** BEGIN Record excerpts **

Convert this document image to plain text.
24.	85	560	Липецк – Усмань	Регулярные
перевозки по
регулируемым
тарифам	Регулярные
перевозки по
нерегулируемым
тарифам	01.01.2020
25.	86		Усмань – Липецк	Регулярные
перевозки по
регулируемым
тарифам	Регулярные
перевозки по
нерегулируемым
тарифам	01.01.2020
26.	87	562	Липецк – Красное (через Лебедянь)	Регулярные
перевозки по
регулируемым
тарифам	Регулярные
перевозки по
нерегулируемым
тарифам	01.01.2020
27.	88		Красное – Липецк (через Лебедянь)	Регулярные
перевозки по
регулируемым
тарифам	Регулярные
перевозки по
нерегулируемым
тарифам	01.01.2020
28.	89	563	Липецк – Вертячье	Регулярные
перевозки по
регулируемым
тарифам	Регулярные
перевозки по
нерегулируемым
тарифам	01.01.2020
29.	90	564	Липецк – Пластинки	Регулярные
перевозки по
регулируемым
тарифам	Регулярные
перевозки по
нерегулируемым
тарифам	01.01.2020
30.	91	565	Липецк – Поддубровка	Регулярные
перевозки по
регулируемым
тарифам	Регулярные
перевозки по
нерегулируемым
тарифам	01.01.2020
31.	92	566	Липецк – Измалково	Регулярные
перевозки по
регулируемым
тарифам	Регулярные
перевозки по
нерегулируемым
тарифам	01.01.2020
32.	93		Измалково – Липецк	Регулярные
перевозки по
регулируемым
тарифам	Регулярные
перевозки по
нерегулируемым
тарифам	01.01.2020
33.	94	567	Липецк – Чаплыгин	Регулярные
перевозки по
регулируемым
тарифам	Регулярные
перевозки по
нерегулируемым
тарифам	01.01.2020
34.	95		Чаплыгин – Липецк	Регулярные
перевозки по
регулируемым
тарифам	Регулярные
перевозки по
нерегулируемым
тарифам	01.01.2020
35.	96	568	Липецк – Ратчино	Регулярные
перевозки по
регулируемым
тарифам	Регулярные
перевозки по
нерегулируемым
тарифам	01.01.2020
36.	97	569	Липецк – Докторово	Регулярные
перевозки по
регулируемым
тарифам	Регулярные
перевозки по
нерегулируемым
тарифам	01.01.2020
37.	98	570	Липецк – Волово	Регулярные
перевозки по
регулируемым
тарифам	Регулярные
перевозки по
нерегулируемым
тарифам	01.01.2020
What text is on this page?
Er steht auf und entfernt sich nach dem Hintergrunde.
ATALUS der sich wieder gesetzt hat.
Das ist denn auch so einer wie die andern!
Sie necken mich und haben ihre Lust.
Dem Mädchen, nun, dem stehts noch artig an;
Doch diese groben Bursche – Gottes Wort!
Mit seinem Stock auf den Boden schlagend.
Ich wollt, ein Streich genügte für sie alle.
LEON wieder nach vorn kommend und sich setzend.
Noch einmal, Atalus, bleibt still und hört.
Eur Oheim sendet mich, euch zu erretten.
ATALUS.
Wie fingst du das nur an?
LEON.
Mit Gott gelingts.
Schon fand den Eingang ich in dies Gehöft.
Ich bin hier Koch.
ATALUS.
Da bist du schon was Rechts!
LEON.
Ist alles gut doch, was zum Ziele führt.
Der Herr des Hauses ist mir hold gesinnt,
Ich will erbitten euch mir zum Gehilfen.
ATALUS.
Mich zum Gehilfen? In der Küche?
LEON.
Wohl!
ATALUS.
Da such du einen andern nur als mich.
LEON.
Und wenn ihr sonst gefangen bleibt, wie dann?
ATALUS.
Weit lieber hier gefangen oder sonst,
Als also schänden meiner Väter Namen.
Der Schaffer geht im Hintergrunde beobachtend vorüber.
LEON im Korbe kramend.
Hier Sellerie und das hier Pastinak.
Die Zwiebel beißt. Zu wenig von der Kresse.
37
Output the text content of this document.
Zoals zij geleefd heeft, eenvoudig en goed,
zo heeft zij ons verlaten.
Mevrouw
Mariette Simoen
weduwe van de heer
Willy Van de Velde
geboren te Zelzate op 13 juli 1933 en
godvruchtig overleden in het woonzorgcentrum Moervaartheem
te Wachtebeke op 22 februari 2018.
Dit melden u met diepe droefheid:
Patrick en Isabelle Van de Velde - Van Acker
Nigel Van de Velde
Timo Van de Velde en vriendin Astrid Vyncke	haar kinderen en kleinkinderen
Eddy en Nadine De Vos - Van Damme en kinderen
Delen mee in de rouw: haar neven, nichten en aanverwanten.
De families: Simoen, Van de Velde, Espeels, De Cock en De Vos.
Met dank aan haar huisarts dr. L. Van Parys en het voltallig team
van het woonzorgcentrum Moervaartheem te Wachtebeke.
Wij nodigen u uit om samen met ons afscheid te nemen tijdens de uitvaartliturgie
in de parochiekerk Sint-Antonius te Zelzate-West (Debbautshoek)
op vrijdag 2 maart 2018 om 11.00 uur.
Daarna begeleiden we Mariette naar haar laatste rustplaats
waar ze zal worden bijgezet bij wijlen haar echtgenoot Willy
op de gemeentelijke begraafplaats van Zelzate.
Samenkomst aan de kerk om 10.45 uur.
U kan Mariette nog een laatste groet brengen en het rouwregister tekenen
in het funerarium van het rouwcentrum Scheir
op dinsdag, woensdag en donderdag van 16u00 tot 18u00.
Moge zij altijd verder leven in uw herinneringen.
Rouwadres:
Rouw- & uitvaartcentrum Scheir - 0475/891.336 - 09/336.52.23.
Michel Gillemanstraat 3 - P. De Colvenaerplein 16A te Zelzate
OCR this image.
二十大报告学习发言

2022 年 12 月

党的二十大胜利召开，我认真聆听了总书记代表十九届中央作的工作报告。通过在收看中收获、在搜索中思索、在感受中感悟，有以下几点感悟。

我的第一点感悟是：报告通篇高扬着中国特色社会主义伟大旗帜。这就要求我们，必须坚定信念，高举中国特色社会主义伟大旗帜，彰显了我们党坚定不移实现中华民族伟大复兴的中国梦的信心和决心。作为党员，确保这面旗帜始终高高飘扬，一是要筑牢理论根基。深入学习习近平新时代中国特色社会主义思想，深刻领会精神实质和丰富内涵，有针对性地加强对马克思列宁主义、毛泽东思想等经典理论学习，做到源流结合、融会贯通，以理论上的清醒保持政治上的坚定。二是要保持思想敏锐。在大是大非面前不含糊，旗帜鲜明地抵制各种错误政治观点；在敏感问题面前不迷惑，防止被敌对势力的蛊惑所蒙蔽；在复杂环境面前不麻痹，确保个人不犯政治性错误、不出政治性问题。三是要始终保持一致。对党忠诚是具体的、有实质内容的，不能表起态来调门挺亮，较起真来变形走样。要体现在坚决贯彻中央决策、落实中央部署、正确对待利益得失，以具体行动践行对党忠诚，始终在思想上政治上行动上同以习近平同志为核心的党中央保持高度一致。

** END Record excerpts **

*What to do:*
From the entries above, copy out every line where the string "kinderen" appears.

*Result:*
Timo Van de Velde en vriendin Astrid Vyncke	haar kinderen en kleinkinderen
Eddy en Nadine De Vos - Van Damme en kinderen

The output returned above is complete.